• [PROBLEM TO SOLVE]: Show every line in the records below that contains the word "voltage".

• [DATASET ROWS]:
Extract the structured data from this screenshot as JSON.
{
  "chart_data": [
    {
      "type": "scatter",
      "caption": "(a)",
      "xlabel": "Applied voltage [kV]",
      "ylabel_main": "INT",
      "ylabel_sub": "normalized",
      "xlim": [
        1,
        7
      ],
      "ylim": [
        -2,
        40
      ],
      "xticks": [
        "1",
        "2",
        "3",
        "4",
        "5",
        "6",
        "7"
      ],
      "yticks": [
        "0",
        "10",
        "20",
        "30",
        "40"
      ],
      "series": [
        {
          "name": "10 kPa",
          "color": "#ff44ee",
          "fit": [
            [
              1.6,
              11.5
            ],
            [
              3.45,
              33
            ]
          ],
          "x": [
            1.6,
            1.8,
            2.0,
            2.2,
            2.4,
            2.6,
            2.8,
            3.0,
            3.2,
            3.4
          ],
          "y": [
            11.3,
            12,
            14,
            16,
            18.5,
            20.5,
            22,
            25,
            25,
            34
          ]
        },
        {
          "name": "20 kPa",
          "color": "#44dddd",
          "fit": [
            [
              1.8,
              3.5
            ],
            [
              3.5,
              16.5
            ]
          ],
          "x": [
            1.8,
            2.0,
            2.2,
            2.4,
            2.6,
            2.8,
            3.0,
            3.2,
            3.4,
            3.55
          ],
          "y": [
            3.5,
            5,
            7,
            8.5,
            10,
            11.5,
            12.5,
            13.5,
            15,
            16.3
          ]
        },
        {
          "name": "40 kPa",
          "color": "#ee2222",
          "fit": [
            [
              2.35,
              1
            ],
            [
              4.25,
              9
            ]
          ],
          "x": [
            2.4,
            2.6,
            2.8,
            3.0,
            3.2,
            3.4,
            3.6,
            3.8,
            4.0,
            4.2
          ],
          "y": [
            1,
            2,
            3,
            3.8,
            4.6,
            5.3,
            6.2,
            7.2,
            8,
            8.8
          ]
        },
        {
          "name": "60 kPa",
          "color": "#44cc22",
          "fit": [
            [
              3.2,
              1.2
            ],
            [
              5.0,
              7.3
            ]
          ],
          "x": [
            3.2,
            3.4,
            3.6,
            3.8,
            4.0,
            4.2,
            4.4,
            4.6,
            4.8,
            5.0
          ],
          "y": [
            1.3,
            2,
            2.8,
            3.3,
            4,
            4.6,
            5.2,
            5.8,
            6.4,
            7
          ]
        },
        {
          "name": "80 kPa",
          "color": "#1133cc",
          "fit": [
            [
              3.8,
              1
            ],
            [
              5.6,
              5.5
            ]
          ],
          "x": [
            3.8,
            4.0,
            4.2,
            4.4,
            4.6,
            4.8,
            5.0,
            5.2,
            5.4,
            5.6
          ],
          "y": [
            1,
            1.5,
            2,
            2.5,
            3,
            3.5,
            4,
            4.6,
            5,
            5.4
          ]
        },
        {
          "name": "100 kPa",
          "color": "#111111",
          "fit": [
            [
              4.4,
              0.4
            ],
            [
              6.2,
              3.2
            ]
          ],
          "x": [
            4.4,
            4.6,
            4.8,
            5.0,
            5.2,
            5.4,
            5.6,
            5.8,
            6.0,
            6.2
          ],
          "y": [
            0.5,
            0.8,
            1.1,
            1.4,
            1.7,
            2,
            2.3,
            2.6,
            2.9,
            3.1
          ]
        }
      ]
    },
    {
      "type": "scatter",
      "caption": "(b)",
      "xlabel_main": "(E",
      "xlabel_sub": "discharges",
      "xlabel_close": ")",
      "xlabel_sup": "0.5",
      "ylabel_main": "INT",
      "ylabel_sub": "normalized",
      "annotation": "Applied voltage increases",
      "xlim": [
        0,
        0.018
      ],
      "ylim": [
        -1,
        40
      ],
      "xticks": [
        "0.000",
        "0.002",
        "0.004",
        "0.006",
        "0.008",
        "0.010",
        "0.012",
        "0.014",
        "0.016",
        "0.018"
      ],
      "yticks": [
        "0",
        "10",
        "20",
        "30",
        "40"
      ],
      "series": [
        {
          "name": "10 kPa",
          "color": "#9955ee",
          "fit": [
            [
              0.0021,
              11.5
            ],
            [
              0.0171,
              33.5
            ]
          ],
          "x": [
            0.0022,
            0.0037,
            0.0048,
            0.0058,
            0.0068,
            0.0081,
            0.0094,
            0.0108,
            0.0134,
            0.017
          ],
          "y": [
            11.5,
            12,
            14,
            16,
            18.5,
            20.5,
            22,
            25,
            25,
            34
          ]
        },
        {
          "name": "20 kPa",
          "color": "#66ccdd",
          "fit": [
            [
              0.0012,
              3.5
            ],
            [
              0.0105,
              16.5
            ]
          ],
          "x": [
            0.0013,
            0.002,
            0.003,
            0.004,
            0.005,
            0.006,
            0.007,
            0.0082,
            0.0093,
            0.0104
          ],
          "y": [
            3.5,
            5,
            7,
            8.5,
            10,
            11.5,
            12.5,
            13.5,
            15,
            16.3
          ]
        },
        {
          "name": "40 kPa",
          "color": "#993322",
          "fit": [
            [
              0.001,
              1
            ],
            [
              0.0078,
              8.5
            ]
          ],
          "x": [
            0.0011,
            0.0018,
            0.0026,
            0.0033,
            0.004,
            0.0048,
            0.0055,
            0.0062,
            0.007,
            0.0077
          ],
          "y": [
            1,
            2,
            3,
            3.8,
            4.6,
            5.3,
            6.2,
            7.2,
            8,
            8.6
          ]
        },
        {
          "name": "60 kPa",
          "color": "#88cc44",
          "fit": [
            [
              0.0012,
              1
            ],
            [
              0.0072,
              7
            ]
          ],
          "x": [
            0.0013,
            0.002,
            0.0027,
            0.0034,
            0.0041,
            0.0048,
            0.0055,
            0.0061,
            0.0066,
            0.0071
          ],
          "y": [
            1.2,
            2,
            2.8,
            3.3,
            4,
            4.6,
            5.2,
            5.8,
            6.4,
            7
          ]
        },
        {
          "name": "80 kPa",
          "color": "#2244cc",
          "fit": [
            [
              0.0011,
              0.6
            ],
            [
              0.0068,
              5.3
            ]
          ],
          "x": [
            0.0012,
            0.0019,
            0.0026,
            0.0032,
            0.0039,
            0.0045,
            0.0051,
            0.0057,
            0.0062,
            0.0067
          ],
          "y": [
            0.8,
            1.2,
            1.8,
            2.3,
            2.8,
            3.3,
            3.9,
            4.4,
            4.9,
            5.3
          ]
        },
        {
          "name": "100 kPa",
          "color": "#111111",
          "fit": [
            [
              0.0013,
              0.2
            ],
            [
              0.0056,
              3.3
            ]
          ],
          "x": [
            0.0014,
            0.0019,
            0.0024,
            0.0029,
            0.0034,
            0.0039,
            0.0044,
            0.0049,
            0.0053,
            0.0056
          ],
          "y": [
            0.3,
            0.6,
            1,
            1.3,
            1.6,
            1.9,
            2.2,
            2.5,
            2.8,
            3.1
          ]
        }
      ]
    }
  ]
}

• [RESPONSE TO THE TASK]:
      "xlabel": "Applied voltage [kV]",
      "annotation": "Applied voltage increases",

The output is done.